*GIVEN EXERCISE 1*: Copy the passage of the Q&A on enforcing a Child Arrangements Order from "Q. I have a" to "she be punished?".
*GIVEN EXERCISE 2*:
Answer these questions using the Q&A on enforcing a Child Arrangements Order:
(a) Who do the children in the question live with?
(b) What standard of proof must the court be satisfied to before finding a failure to comply?
(c) How many hours of unpaid work can the court require of the person who breached the order?
*GIVEN EXERCISE 3*:
For each statement, say yes or no according to the Q&A on enforcing a Child Arrangements Order, and quote the words that decide it:
(a) The court may order the person in breach to do unpaid work.
(b) The court does not consider the welfare of the child when deciding on enforcement.
(c) An Enforcement Order can be suspended.

*SOURCE EXTRACT*:
## Start

Q&A - How do I enforce a Child Arrangements Order?

Q. I have a court order which sets out very clearly when I can see my children who live with their mother, my ex-wife. The problem is that my ex picks and chooses which part of the order she complies with and I just don’t know what to do. Can she be punished?
A. If a Child Arrangements Order has been made and is not being complied with, there is provision to enable the order to be enforced. The court must however first be satisfied beyond reasonable doubt that a person has failed, without reasonable excuse, to comply with the Child Arrangements Order. The court has to take into account the welfare of the child concerned and be satisfied that the making of any order is necessary to ensure compliance and that the enforcement order is proportionate to the breach. 
Where it is found that a person has failed to comply with a Child Arrangements Order the court can consider whether to make an order that requires the person who has breached the order to undertake between 40 – 200 hours of unpaid work. The court may suspend the Enforcement Order on the basis that if the order is breached a second time the Enforcement Order will kick in and the breacher will have to undertake the unpaid work.

## End

*SUPPLIED INFORMATION*:
## Start

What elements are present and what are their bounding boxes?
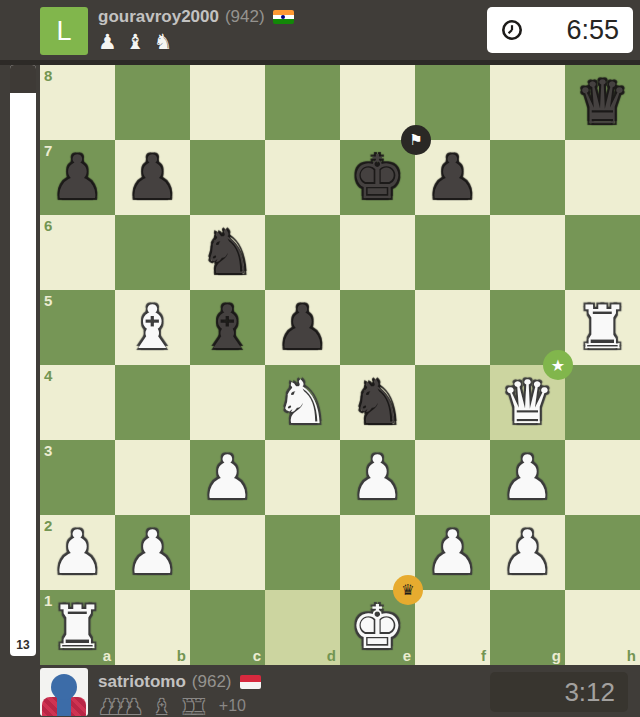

## End

*TASK SOLUTION 1*:
Q. I have a court order which sets out very clearly when I can see my children who live with their mother, my ex-wife. The problem is that my ex picks and chooses which part of the order she complies with and I just don’t know what to do. Can she be punished?

*TASK SOLUTION 2*:
(a) Their mother, the questioner's ex-wife.
(b) Beyond reasonable doubt.
(c) Between 40 and 200 hours.

*TASK SOLUTION 3*:
(a) Yes: "requires the person who has breached the order to undertake between 40 – 200 hours of unpaid work"
(b) No: "The court has to take into account the welfare of the child concerned"
(c) Yes: "The court may suspend the Enforcement Order"